Task goal
Report back every line below that carries the word "Articles".

Records for this exercise

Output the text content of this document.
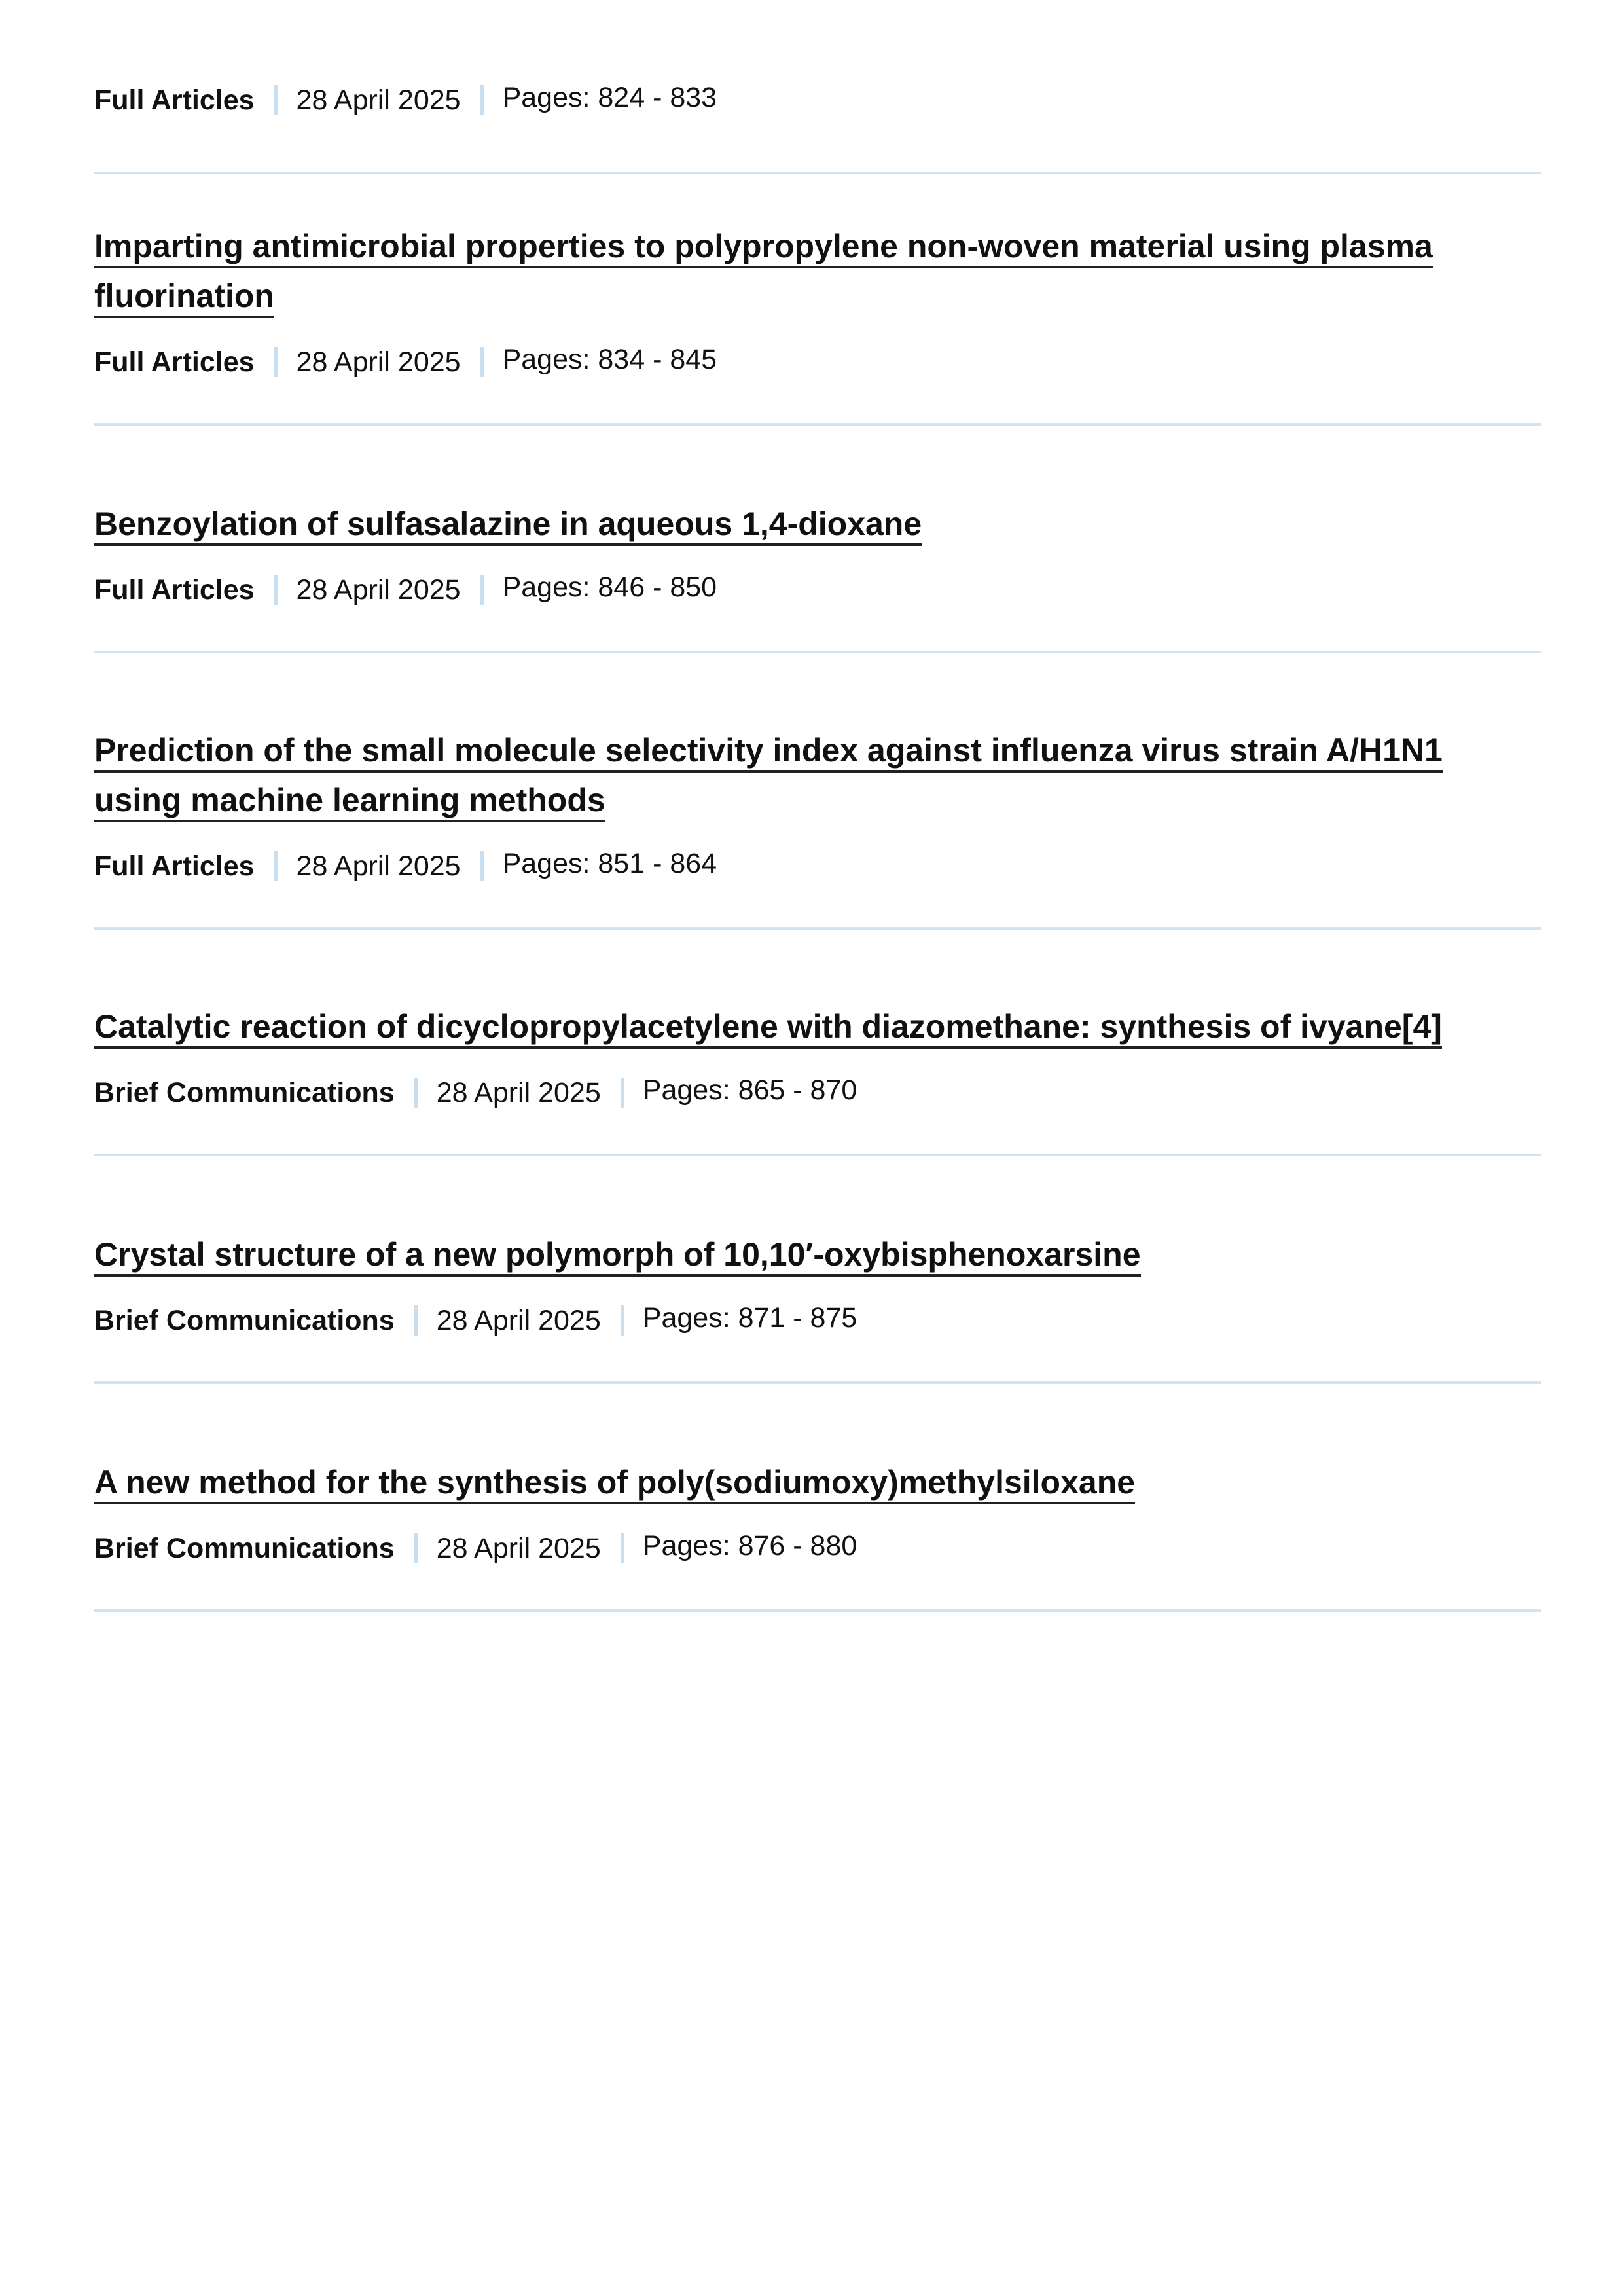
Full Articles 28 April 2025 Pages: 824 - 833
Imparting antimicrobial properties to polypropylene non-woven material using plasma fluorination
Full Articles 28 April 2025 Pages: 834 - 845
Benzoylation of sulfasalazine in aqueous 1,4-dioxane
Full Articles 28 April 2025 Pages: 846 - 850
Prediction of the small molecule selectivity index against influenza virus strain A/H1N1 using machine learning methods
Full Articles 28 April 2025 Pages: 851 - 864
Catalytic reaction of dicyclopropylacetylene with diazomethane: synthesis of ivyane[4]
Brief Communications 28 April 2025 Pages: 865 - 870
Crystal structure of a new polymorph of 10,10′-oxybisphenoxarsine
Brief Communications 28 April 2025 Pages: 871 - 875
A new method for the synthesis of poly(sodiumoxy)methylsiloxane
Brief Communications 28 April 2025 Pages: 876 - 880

Answer below
Full Articles 28 April 2025 Pages: 824 - 833
Full Articles 28 April 2025 Pages: 834 - 845
Full Articles 28 April 2025 Pages: 846 - 850
Full Articles 28 April 2025 Pages: 851 - 864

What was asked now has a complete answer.